• _Records for the task_:
= = = =
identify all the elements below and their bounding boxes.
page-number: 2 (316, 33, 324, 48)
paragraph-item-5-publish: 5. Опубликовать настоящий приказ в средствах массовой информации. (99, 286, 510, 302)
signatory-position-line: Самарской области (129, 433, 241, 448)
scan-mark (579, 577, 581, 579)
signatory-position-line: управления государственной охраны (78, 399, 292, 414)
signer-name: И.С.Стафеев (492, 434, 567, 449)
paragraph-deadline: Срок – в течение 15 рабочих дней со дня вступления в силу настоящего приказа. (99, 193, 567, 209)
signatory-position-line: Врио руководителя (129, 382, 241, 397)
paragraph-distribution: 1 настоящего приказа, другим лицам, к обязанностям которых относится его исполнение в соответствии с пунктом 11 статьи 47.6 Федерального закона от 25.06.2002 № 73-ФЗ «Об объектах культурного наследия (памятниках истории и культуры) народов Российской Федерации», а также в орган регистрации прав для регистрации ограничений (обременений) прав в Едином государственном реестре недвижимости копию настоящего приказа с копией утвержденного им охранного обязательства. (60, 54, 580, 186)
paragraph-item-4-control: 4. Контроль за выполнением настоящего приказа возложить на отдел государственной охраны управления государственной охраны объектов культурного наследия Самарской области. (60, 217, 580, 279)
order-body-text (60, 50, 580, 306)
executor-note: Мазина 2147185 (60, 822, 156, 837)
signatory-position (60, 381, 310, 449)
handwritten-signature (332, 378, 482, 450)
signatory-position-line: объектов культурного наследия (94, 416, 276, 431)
= = = =
• _Problem_: Format the lines above as a JSON list of strings, with one string for each line and no blank lines.

• _Correct response_:
[
  "identify all the elements below and their bounding boxes.",
  "page-number: 2 (316, 33, 324, 48)",
  "paragraph-item-5-publish: 5. Опубликовать настоящий приказ в средствах массовой информации. (99, 286, 510, 302)",
  "signatory-position-line: Самарской области (129, 433, 241, 448)",
  "scan-mark (579, 577, 581, 579)",
  "signatory-position-line: управления государственной охраны (78, 399, 292, 414)",
  "signer-name: И.С.Стафеев (492, 434, 567, 449)",
  "paragraph-deadline: Срок – в течение 15 рабочих дней со дня вступления в силу настоящего приказа. (99, 193, 567, 209)",
  "signatory-position-line: Врио руководителя (129, 382, 241, 397)",
  "paragraph-distribution: 1 настоящего приказа, другим лицам, к обязанностям которых относится его исполнение в соответствии с пунктом 11 статьи 47.6 Федерального закона от 25.06.2002 № 73-ФЗ «Об объектах культурного наследия (памятниках истории и культуры) народов Российской Федерации», а также в орган регистрации прав для регистрации ограничений (обременений) прав в Едином государственном реестре недвижимости копию настоящего приказа с копией утвержденного им охранного обязательства. (60, 54, 580, 186)",
  "paragraph-item-4-control: 4. Контроль за выполнением настоящего приказа возложить на отдел государственной охраны управления государственной охраны объектов культурного наследия Самарской области. (60, 217, 580, 279)",
  "order-body-text (60, 50, 580, 306)",
  "executor-note: Мазина 2147185 (60, 822, 156, 837)",
  "signatory-position (60, 381, 310, 449)",
  "handwritten-signature (332, 378, 482, 450)",
  "signatory-position-line: объектов культурного наследия (94, 416, 276, 431)"
]